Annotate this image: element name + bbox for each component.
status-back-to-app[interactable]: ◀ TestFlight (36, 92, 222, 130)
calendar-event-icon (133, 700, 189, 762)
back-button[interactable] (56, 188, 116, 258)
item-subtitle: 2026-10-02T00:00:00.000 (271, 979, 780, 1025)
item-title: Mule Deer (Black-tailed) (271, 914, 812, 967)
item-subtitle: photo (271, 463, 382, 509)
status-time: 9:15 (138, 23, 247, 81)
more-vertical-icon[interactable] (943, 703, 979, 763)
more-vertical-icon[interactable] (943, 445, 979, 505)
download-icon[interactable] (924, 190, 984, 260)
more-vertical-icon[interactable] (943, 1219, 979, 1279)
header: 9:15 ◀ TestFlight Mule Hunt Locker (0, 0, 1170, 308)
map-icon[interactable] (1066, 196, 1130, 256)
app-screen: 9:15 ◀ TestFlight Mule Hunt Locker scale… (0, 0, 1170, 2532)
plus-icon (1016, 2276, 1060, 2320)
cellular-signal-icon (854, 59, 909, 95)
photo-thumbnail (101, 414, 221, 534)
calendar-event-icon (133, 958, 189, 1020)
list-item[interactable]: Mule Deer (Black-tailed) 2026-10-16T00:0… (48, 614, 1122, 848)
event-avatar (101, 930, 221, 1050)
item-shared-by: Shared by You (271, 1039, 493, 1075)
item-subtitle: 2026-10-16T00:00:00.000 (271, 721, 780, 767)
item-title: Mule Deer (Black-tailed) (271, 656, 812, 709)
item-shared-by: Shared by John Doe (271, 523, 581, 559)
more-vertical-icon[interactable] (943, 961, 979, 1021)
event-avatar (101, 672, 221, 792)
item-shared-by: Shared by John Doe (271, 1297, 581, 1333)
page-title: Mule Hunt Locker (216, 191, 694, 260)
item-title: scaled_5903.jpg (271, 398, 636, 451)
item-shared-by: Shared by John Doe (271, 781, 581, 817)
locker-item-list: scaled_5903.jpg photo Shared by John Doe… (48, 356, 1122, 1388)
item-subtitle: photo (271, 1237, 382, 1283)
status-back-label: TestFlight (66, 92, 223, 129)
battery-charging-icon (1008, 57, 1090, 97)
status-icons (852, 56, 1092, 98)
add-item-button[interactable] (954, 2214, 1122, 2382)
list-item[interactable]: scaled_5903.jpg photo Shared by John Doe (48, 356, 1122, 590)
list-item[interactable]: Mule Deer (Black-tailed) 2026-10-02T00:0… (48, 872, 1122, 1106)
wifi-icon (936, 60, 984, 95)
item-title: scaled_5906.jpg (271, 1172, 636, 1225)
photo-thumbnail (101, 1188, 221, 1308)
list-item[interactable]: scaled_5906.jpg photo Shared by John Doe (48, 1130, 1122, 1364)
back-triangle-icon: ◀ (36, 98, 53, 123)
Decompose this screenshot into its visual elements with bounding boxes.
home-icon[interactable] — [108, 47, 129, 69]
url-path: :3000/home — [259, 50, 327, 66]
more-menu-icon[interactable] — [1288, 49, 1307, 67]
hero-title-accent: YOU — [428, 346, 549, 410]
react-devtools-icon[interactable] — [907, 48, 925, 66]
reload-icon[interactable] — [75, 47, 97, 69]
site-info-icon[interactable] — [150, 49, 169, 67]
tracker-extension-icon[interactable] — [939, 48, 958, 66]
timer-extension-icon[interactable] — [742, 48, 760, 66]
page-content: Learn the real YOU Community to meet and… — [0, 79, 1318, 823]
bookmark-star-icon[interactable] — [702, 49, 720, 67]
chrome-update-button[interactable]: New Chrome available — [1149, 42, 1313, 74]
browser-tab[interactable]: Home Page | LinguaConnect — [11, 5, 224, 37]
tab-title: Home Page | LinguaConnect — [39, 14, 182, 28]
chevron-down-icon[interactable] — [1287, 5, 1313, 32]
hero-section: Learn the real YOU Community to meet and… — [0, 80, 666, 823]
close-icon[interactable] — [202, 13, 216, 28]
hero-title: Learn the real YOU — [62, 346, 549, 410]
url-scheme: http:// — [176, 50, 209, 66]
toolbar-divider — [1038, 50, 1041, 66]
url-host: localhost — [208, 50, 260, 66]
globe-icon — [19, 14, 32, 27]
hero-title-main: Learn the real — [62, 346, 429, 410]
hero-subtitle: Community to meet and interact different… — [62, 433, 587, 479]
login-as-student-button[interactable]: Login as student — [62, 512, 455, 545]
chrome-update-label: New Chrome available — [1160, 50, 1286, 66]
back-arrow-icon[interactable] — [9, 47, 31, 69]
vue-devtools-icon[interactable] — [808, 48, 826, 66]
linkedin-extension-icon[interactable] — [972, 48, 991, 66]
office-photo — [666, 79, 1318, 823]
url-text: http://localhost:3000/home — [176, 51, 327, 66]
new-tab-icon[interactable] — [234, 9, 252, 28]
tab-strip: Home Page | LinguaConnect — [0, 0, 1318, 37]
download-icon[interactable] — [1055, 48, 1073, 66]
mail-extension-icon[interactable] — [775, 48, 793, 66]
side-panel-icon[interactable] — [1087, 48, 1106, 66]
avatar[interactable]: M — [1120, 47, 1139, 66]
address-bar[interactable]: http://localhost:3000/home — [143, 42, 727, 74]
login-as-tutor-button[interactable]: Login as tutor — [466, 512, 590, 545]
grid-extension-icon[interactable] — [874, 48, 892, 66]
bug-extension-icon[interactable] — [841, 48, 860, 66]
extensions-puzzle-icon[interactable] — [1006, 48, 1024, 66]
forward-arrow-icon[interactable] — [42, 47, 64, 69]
+ + + + + + +
» GIVEN INSTRUCTION:
Reproduce verbatim the items from their first line through the line containing "list-item[interactable]: scaled_5906.jpg photo", including both of those lines.

» TASK SOLUTION:
Annotate this image: element name + bbox for each component.
status-back-to-app[interactable]: ◀ TestFlight (36, 92, 222, 130)
calendar-event-icon (133, 700, 189, 762)
back-button[interactable] (56, 188, 116, 258)
item-subtitle: 2026-10-02T00:00:00.000 (271, 979, 780, 1025)
item-title: Mule Deer (Black-tailed) (271, 914, 812, 967)
item-subtitle: photo (271, 463, 382, 509)
status-time: 9:15 (138, 23, 247, 81)
more-vertical-icon[interactable] (943, 703, 979, 763)
more-vertical-icon[interactable] (943, 445, 979, 505)
download-icon[interactable] (924, 190, 984, 260)
more-vertical-icon[interactable] (943, 1219, 979, 1279)
header: 9:15 ◀ TestFlight Mule Hunt Locker (0, 0, 1170, 308)
map-icon[interactable] (1066, 196, 1130, 256)
app-screen: 9:15 ◀ TestFlight Mule Hunt Locker scale… (0, 0, 1170, 2532)
plus-icon (1016, 2276, 1060, 2320)
cellular-signal-icon (854, 59, 909, 95)
photo-thumbnail (101, 414, 221, 534)
calendar-event-icon (133, 958, 189, 1020)
list-item[interactable]: Mule Deer (Black-tailed) 2026-10-16T00:0… (48, 614, 1122, 848)
event-avatar (101, 930, 221, 1050)
item-shared-by: Shared by You (271, 1039, 493, 1075)
item-subtitle: 2026-10-16T00:00:00.000 (271, 721, 780, 767)
item-title: Mule Deer (Black-tailed) (271, 656, 812, 709)
item-shared-by: Shared by John Doe (271, 523, 581, 559)
more-vertical-icon[interactable] (943, 961, 979, 1021)
event-avatar (101, 672, 221, 792)
item-shared-by: Shared by John Doe (271, 1297, 581, 1333)
page-title: Mule Hunt Locker (216, 191, 694, 260)
item-title: scaled_5903.jpg (271, 398, 636, 451)
item-shared-by: Shared by John Doe (271, 781, 581, 817)
locker-item-list: scaled_5903.jpg photo Shared by John Doe… (48, 356, 1122, 1388)
item-subtitle: photo (271, 1237, 382, 1283)
status-back-label: TestFlight (66, 92, 223, 129)
battery-charging-icon (1008, 57, 1090, 97)
status-icons (852, 56, 1092, 98)
add-item-button[interactable] (954, 2214, 1122, 2382)
list-item[interactable]: scaled_5903.jpg photo Shared by John Doe (48, 356, 1122, 590)
list-item[interactable]: Mule Deer (Black-tailed) 2026-10-02T00:0… (48, 872, 1122, 1106)
wifi-icon (936, 60, 984, 95)
item-title: scaled_5906.jpg (271, 1172, 636, 1225)
photo-thumbnail (101, 1188, 221, 1308)
list-item[interactable]: scaled_5906.jpg photo Shared by John Doe (48, 1130, 1122, 1364)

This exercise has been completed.